■ EXERCISE DESCRIPTION ■
Filter the records below and copy every line containing the word "icon".

================

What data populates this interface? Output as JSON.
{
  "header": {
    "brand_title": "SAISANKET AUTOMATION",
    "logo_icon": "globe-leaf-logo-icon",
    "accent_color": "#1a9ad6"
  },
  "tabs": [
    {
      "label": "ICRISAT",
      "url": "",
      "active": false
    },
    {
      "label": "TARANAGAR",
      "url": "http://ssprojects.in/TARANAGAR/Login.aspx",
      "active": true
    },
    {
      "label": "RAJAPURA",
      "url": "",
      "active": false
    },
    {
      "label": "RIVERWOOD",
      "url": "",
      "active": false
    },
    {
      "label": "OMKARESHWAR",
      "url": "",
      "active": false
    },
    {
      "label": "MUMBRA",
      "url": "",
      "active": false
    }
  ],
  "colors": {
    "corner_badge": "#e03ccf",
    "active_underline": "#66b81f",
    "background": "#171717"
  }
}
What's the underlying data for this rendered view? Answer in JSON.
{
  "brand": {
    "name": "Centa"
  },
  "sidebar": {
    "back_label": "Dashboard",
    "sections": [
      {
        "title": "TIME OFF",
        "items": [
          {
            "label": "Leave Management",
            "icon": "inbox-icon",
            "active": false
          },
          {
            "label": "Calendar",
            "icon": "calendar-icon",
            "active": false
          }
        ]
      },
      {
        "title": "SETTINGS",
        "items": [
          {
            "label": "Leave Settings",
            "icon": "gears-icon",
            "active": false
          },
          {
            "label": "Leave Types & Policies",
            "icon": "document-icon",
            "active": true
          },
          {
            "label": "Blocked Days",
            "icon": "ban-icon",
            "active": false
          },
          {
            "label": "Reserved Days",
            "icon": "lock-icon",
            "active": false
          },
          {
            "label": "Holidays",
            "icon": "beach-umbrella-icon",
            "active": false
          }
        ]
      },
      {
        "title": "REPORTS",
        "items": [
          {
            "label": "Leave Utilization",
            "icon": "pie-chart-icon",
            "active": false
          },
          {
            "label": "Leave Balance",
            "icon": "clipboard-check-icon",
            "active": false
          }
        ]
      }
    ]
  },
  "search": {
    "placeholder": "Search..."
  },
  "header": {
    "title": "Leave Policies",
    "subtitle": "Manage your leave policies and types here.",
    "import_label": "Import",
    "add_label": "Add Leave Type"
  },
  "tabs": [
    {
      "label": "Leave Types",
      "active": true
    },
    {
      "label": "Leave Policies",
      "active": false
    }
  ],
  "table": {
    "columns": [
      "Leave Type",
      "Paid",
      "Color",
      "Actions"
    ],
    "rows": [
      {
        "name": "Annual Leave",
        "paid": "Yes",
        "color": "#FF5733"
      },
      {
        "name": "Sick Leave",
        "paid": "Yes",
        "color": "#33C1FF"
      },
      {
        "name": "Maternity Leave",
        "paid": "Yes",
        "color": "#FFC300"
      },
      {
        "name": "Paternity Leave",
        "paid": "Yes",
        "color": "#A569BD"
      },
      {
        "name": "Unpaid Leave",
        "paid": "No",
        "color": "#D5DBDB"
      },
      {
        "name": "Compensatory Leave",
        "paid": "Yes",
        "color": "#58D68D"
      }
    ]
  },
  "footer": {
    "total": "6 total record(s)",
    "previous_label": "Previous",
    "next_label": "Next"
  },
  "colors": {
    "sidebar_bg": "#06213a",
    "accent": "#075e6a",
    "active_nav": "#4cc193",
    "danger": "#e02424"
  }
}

================

■ RESPONSE ■
    "logo_icon": "globe-leaf-logo-icon",
            "icon": "inbox-icon",
            "icon": "calendar-icon",
            "icon": "gears-icon",
            "icon": "document-icon",
            "icon": "ban-icon",
            "icon": "lock-icon",
            "icon": "beach-umbrella-icon",
            "icon": "pie-chart-icon",
            "icon": "clipboard-check-icon",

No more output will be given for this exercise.